» **DATA TO PROCESS**

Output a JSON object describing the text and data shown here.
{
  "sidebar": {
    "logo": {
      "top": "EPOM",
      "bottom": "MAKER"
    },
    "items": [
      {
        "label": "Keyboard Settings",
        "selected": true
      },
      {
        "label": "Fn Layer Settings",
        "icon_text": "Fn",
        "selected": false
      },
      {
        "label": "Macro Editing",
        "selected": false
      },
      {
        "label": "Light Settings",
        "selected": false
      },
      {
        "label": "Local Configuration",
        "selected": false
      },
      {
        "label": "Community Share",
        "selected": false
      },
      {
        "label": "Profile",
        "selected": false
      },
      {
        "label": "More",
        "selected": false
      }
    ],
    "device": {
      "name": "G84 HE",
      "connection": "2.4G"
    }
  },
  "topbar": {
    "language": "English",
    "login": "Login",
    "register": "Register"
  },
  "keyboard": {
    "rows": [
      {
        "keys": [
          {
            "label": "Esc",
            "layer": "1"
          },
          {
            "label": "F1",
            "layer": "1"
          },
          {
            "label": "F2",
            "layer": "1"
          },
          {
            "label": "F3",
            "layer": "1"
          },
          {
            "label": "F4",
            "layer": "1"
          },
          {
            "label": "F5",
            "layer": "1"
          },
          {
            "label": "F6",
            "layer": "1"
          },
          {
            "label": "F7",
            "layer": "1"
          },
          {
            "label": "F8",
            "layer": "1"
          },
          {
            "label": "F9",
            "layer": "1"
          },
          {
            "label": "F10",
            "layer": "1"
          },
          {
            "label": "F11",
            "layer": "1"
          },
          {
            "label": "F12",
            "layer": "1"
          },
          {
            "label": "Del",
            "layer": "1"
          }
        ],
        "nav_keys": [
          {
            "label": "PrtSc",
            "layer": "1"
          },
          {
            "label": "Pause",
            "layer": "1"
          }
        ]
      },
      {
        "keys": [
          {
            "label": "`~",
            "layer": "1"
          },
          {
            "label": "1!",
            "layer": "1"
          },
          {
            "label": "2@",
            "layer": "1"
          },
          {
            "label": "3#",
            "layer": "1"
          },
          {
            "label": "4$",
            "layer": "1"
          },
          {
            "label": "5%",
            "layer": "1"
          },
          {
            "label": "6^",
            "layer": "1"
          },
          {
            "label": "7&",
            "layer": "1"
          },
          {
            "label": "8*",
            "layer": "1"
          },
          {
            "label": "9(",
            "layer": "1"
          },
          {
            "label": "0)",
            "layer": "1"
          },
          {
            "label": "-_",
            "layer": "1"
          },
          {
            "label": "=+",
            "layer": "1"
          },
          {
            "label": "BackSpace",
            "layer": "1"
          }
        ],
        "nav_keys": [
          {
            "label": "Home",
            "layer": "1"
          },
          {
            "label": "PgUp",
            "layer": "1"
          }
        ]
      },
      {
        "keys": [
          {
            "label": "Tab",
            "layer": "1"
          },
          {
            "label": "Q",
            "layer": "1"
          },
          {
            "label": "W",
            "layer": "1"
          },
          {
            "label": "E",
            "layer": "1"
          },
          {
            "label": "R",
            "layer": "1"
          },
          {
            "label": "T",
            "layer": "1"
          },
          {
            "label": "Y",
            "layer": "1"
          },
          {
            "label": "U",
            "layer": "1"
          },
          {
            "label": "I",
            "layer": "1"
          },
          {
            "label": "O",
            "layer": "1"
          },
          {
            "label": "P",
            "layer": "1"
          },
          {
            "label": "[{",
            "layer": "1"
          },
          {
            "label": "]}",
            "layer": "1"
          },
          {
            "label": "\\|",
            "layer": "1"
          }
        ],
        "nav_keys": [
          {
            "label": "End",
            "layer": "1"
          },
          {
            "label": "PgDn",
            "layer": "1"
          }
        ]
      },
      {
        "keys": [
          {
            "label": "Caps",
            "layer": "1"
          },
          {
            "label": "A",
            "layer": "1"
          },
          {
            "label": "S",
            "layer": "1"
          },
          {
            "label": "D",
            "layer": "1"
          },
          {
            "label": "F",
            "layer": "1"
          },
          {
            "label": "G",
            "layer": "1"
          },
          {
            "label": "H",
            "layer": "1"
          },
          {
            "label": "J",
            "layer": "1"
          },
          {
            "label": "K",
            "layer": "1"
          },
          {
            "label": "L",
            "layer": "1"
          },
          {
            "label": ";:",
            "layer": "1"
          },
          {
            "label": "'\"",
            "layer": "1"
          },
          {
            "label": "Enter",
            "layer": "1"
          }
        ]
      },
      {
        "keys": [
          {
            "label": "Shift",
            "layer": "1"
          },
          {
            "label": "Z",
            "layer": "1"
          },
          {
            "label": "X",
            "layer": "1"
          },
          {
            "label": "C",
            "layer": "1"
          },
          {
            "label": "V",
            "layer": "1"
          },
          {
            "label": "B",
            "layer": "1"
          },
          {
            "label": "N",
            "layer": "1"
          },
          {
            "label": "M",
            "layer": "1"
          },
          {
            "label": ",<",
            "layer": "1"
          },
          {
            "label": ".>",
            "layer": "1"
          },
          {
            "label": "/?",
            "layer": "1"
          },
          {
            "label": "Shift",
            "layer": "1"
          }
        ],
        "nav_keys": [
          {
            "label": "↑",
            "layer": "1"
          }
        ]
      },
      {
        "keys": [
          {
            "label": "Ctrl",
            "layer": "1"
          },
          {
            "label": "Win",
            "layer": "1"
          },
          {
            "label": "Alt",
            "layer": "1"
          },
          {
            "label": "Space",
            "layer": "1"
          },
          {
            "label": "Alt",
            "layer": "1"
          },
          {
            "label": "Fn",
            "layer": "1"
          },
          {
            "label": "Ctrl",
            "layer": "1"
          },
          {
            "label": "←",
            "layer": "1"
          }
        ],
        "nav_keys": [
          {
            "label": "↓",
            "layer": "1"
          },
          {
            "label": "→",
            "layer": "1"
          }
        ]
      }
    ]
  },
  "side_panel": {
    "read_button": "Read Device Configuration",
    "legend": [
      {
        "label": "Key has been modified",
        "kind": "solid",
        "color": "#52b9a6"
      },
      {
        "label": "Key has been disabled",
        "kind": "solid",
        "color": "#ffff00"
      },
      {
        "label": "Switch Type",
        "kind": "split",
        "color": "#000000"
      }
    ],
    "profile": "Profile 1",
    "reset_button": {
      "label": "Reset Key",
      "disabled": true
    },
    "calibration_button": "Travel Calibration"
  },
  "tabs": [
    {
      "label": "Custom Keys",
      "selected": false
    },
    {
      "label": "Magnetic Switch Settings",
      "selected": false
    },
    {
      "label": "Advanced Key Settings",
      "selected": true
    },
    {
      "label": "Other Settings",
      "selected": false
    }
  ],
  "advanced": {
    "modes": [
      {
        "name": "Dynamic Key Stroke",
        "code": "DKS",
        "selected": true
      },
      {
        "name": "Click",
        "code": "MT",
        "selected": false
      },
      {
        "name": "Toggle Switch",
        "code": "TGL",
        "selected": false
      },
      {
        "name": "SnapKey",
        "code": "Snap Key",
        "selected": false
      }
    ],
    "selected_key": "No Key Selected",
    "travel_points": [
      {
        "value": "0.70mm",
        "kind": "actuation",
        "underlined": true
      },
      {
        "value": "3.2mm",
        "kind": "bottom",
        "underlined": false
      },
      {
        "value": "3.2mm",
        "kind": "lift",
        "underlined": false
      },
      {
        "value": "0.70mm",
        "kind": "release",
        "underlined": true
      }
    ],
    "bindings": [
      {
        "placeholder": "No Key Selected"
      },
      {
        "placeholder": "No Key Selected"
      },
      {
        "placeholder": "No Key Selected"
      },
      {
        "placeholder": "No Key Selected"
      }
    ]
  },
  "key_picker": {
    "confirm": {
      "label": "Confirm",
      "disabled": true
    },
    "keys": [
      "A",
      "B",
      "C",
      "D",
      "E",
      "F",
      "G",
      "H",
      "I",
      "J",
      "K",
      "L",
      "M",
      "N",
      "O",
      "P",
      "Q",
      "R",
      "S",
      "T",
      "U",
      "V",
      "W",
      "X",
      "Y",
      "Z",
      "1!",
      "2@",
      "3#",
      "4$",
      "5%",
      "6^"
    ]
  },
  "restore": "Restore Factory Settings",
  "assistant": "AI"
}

» **STATED PROBLEM**
Gather up every line from the listing above in which the word "color" occurs.

» **ANSWER**
        "color": "#52b9a6"
        "color": "#ffff00"
        "color": "#000000"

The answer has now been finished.